* Data for the task:
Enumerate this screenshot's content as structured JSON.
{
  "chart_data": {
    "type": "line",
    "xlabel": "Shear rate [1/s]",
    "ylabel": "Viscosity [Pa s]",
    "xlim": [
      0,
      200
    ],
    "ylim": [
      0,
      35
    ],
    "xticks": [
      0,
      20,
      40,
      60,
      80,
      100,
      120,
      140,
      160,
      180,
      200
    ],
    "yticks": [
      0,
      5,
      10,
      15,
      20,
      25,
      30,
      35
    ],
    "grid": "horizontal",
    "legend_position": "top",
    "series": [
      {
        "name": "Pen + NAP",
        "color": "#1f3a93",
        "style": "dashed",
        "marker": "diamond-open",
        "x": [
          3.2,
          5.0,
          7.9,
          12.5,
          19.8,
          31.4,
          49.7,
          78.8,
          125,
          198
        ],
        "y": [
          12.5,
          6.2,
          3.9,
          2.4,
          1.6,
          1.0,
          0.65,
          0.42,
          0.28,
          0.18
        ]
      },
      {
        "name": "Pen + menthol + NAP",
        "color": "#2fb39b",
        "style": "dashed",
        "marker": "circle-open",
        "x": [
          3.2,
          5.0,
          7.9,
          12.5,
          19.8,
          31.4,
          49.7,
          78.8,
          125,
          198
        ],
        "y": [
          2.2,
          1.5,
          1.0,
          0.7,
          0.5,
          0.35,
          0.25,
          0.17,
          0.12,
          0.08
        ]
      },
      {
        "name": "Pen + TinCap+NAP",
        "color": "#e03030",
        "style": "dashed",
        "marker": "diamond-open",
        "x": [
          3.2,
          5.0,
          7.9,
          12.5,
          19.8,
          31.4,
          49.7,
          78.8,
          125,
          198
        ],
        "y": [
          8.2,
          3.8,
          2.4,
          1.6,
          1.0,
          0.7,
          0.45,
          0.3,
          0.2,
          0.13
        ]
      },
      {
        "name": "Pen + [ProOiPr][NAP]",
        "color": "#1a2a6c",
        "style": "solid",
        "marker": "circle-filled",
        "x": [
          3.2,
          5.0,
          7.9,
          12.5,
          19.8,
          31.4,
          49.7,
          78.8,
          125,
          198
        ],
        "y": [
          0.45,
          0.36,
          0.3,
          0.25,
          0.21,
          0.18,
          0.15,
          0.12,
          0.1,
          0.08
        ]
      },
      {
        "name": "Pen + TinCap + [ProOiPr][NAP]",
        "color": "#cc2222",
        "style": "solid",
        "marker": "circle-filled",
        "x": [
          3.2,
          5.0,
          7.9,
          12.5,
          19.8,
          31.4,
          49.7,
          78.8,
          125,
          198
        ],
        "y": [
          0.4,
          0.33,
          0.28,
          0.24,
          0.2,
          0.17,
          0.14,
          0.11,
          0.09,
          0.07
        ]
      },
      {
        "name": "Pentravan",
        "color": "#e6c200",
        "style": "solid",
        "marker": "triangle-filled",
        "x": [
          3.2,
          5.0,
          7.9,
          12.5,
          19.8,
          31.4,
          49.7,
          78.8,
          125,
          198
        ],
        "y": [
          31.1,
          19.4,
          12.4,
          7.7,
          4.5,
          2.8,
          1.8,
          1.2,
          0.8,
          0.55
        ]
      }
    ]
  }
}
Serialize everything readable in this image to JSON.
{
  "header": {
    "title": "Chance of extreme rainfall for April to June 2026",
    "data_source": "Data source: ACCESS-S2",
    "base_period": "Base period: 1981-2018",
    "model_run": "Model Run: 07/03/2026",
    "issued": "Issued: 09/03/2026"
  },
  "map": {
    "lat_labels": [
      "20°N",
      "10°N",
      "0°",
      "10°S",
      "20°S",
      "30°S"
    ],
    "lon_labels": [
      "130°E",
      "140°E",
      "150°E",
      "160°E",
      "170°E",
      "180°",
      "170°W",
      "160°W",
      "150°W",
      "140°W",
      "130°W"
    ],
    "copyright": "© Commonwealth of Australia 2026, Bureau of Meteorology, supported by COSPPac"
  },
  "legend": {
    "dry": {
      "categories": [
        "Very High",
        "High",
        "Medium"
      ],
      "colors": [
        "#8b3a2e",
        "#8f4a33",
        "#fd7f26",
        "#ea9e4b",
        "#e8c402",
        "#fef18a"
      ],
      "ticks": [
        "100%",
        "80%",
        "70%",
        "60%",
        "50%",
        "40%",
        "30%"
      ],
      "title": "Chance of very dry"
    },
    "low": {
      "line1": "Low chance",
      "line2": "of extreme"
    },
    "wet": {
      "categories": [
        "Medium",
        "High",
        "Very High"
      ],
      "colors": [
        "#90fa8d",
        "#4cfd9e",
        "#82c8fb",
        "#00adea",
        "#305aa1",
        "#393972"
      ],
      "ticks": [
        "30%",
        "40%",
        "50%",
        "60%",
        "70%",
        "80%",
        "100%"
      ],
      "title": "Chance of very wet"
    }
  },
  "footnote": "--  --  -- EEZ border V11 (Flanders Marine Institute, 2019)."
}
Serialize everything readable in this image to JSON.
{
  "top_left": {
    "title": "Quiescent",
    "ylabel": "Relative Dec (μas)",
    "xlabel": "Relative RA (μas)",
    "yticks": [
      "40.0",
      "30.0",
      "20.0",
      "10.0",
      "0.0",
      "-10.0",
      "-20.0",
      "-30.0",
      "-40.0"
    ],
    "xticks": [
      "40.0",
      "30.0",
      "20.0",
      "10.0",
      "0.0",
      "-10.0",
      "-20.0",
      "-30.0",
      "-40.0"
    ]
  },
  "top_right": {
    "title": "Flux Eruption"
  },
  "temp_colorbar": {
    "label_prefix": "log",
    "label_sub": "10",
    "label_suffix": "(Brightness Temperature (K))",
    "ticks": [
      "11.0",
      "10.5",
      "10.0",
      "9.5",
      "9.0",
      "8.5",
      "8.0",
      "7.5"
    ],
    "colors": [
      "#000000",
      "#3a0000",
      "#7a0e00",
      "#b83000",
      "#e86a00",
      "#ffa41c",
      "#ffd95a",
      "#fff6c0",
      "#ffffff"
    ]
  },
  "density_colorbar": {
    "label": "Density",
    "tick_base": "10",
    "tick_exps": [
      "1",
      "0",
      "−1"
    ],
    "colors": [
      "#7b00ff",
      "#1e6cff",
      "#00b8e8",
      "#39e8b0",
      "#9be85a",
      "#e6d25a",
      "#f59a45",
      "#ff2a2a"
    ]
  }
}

* Problem statement:
Write down the full listing again, exactly.

* The reply:
Enumerate this screenshot's content as structured JSON.
{
  "chart_data": {
    "type": "line",
    "xlabel": "Shear rate [1/s]",
    "ylabel": "Viscosity [Pa s]",
    "xlim": [
      0,
      200
    ],
    "ylim": [
      0,
      35
    ],
    "xticks": [
      0,
      20,
      40,
      60,
      80,
      100,
      120,
      140,
      160,
      180,
      200
    ],
    "yticks": [
      0,
      5,
      10,
      15,
      20,
      25,
      30,
      35
    ],
    "grid": "horizontal",
    "legend_position": "top",
    "series": [
      {
        "name": "Pen + NAP",
        "color": "#1f3a93",
        "style": "dashed",
        "marker": "diamond-open",
        "x": [
          3.2,
          5.0,
          7.9,
          12.5,
          19.8,
          31.4,
          49.7,
          78.8,
          125,
          198
        ],
        "y": [
          12.5,
          6.2,
          3.9,
          2.4,
          1.6,
          1.0,
          0.65,
          0.42,
          0.28,
          0.18
        ]
      },
      {
        "name": "Pen + menthol + NAP",
        "color": "#2fb39b",
        "style": "dashed",
        "marker": "circle-open",
        "x": [
          3.2,
          5.0,
          7.9,
          12.5,
          19.8,
          31.4,
          49.7,
          78.8,
          125,
          198
        ],
        "y": [
          2.2,
          1.5,
          1.0,
          0.7,
          0.5,
          0.35,
          0.25,
          0.17,
          0.12,
          0.08
        ]
      },
      {
        "name": "Pen + TinCap+NAP",
        "color": "#e03030",
        "style": "dashed",
        "marker": "diamond-open",
        "x": [
          3.2,
          5.0,
          7.9,
          12.5,
          19.8,
          31.4,
          49.7,
          78.8,
          125,
          198
        ],
        "y": [
          8.2,
          3.8,
          2.4,
          1.6,
          1.0,
          0.7,
          0.45,
          0.3,
          0.2,
          0.13
        ]
      },
      {
        "name": "Pen + [ProOiPr][NAP]",
        "color": "#1a2a6c",
        "style": "solid",
        "marker": "circle-filled",
        "x": [
          3.2,
          5.0,
          7.9,
          12.5,
          19.8,
          31.4,
          49.7,
          78.8,
          125,
          198
        ],
        "y": [
          0.45,
          0.36,
          0.3,
          0.25,
          0.21,
          0.18,
          0.15,
          0.12,
          0.1,
          0.08
        ]
      },
      {
        "name": "Pen + TinCap + [ProOiPr][NAP]",
        "color": "#cc2222",
        "style": "solid",
        "marker": "circle-filled",
        "x": [
          3.2,
          5.0,
          7.9,
          12.5,
          19.8,
          31.4,
          49.7,
          78.8,
          125,
          198
        ],
        "y": [
          0.4,
          0.33,
          0.28,
          0.24,
          0.2,
          0.17,
          0.14,
          0.11,
          0.09,
          0.07
        ]
      },
      {
        "name": "Pentravan",
        "color": "#e6c200",
        "style": "solid",
        "marker": "triangle-filled",
        "x": [
          3.2,
          5.0,
          7.9,
          12.5,
          19.8,
          31.4,
          49.7,
          78.8,
          125,
          198
        ],
        "y": [
          31.1,
          19.4,
          12.4,
          7.7,
          4.5,
          2.8,
          1.8,
          1.2,
          0.8,
          0.55
        ]
      }
    ]
  }
}
Serialize everything readable in this image to JSON.
{
  "header": {
    "title": "Chance of extreme rainfall for April to June 2026",
    "data_source": "Data source: ACCESS-S2",
    "base_period": "Base period: 1981-2018",
    "model_run": "Model Run: 07/03/2026",
    "issued": "Issued: 09/03/2026"
  },
  "map": {
    "lat_labels": [
      "20°N",
      "10°N",
      "0°",
      "10°S",
      "20°S",
      "30°S"
    ],
    "lon_labels": [
      "130°E",
      "140°E",
      "150°E",
      "160°E",
      "170°E",
      "180°",
      "170°W",
      "160°W",
      "150°W",
      "140°W",
      "130°W"
    ],
    "copyright": "© Commonwealth of Australia 2026, Bureau of Meteorology, supported by COSPPac"
  },
  "legend": {
    "dry": {
      "categories": [
        "Very High",
        "High",
        "Medium"
      ],
      "colors": [
        "#8b3a2e",
        "#8f4a33",
        "#fd7f26",
        "#ea9e4b",
        "#e8c402",
        "#fef18a"
      ],
      "ticks": [
        "100%",
        "80%",
        "70%",
        "60%",
        "50%",
        "40%",
        "30%"
      ],
      "title": "Chance of very dry"
    },
    "low": {
      "line1": "Low chance",
      "line2": "of extreme"
    },
    "wet": {
      "categories": [
        "Medium",
        "High",
        "Very High"
      ],
      "colors": [
        "#90fa8d",
        "#4cfd9e",
        "#82c8fb",
        "#00adea",
        "#305aa1",
        "#393972"
      ],
      "ticks": [
        "30%",
        "40%",
        "50%",
        "60%",
        "70%",
        "80%",
        "100%"
      ],
      "title": "Chance of very wet"
    }
  },
  "footnote": "--  --  -- EEZ border V11 (Flanders Marine Institute, 2019)."
}
Serialize everything readable in this image to JSON.
{
  "top_left": {
    "title": "Quiescent",
    "ylabel": "Relative Dec (μas)",
    "xlabel": "Relative RA (μas)",
    "yticks": [
      "40.0",
      "30.0",
      "20.0",
      "10.0",
      "0.0",
      "-10.0",
      "-20.0",
      "-30.0",
      "-40.0"
    ],
    "xticks": [
      "40.0",
      "30.0",
      "20.0",
      "10.0",
      "0.0",
      "-10.0",
      "-20.0",
      "-30.0",
      "-40.0"
    ]
  },
  "top_right": {
    "title": "Flux Eruption"
  },
  "temp_colorbar": {
    "label_prefix": "log",
    "label_sub": "10",
    "label_suffix": "(Brightness Temperature (K))",
    "ticks": [
      "11.0",
      "10.5",
      "10.0",
      "9.5",
      "9.0",
      "8.5",
      "8.0",
      "7.5"
    ],
    "colors": [
      "#000000",
      "#3a0000",
      "#7a0e00",
      "#b83000",
      "#e86a00",
      "#ffa41c",
      "#ffd95a",
      "#fff6c0",
      "#ffffff"
    ]
  },
  "density_colorbar": {
    "label": "Density",
    "tick_base": "10",
    "tick_exps": [
      "1",
      "0",
      "−1"
    ],
    "colors": [
      "#7b00ff",
      "#1e6cff",
      "#00b8e8",
      "#39e8b0",
      "#9be85a",
      "#e6d25a",
      "#f59a45",
      "#ff2a2a"
    ]
  }
}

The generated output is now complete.